The request: Reproduce the data exactly and drop any pictures it holds.

Extracts from a graphics dataset:
___
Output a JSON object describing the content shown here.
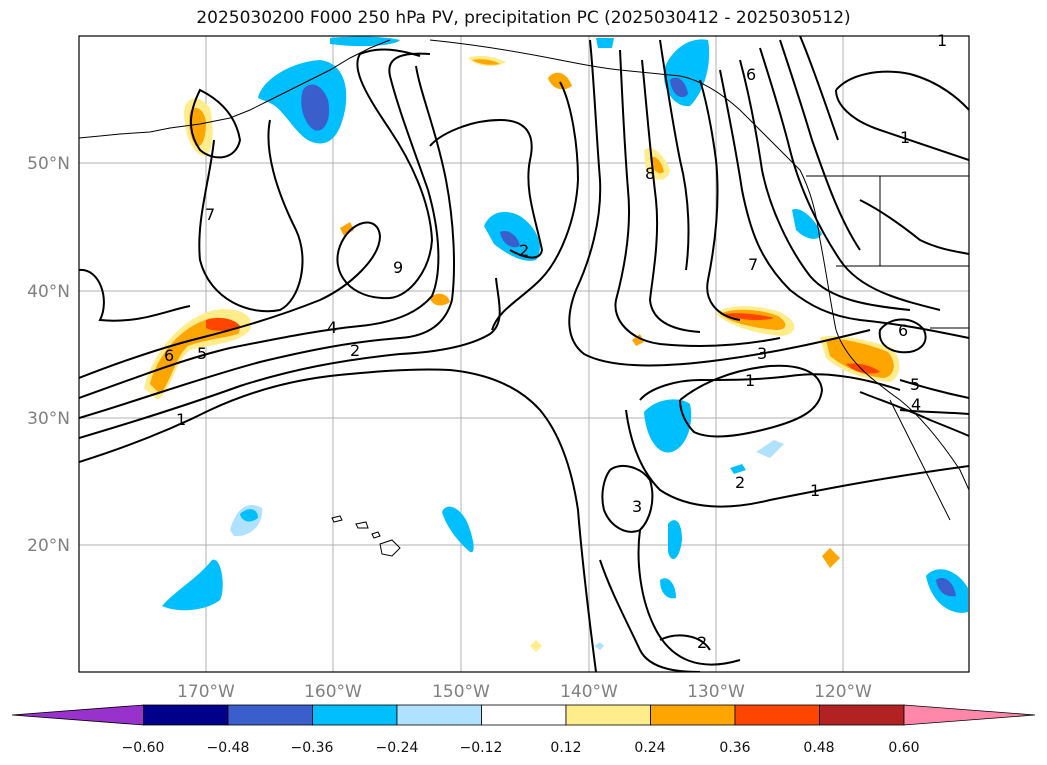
{
  "title": "2025030200 F000 250 hPa PV, precipitation PC (2025030412 - 2025030512)",
  "axes": {
    "lat_ticks": [
      "50°N",
      "40°N",
      "30°N",
      "20°N"
    ],
    "lon_ticks": [
      "170°W",
      "160°W",
      "150°W",
      "140°W",
      "130°W",
      "120°W"
    ]
  },
  "colorbar": {
    "levels": [
      "−0.60",
      "−0.48",
      "−0.36",
      "−0.24",
      "−0.12",
      "0.12",
      "0.24",
      "0.36",
      "0.48",
      "0.60"
    ],
    "colors": [
      "#9932cc",
      "#00008b",
      "#3a5fcd",
      "#00bfff",
      "#b0e2ff",
      "#ffffff",
      "#ffec8b",
      "#ffa500",
      "#ff4500",
      "#b22222",
      "#ff88aa"
    ]
  },
  "contour_labels": [
    "6",
    "5",
    "4",
    "2",
    "1",
    "7",
    "9",
    "2",
    "6",
    "8",
    "7",
    "3",
    "1",
    "6",
    "5",
    "4",
    "1",
    "3",
    "2",
    "2",
    "1",
    "1"
  ],
  "map_colors": {
    "contour": "#000000",
    "grid": "#b0b0b0",
    "coast": "#000000"
  }
}
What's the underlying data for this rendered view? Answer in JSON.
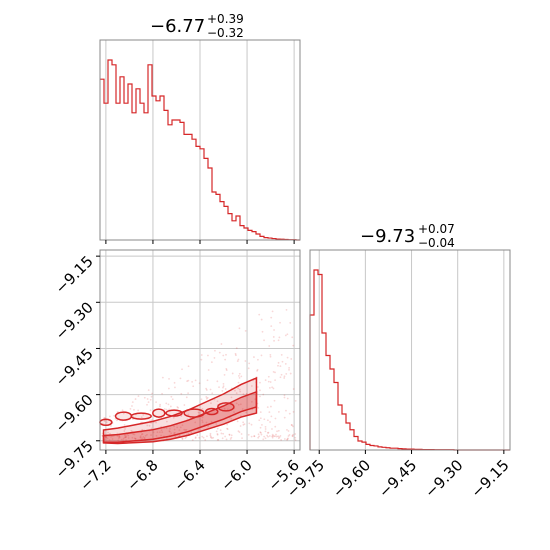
___
Solution for this task:
Output a JSON object describing the content shown here.
{
  "title": "2025030200 F000 250 hPa PV, precipitation PC (2025030412 - 2025030512)",
  "axes": {
    "lat_ticks": [
      "50°N",
      "40°N",
      "30°N",
      "20°N"
    ],
    "lon_ticks": [
      "170°W",
      "160°W",
      "150°W",
      "140°W",
      "130°W",
      "120°W"
    ]
  },
  "colorbar": {
    "levels": [
      "−0.60",
      "−0.48",
      "−0.36",
      "−0.24",
      "−0.12",
      "0.12",
      "0.24",
      "0.36",
      "0.48",
      "0.60"
    ],
    "colors": [
      "#9932cc",
      "#00008b",
      "#3a5fcd",
      "#00bfff",
      "#b0e2ff",
      "#ffffff",
      "#ffec8b",
      "#ffa500",
      "#ff4500",
      "#b22222",
      "#ff88aa"
    ]
  },
  "contour_labels": [
    "6",
    "5",
    "4",
    "2",
    "1",
    "7",
    "9",
    "2",
    "6",
    "8",
    "7",
    "3",
    "1",
    "6",
    "5",
    "4",
    "1",
    "3",
    "2",
    "2",
    "1",
    "1"
  ],
  "map_colors": {
    "contour": "#000000",
    "grid": "#b0b0b0",
    "coast": "#000000"
  }
}
What's the underlying data for this rendered view? Answer in JSON.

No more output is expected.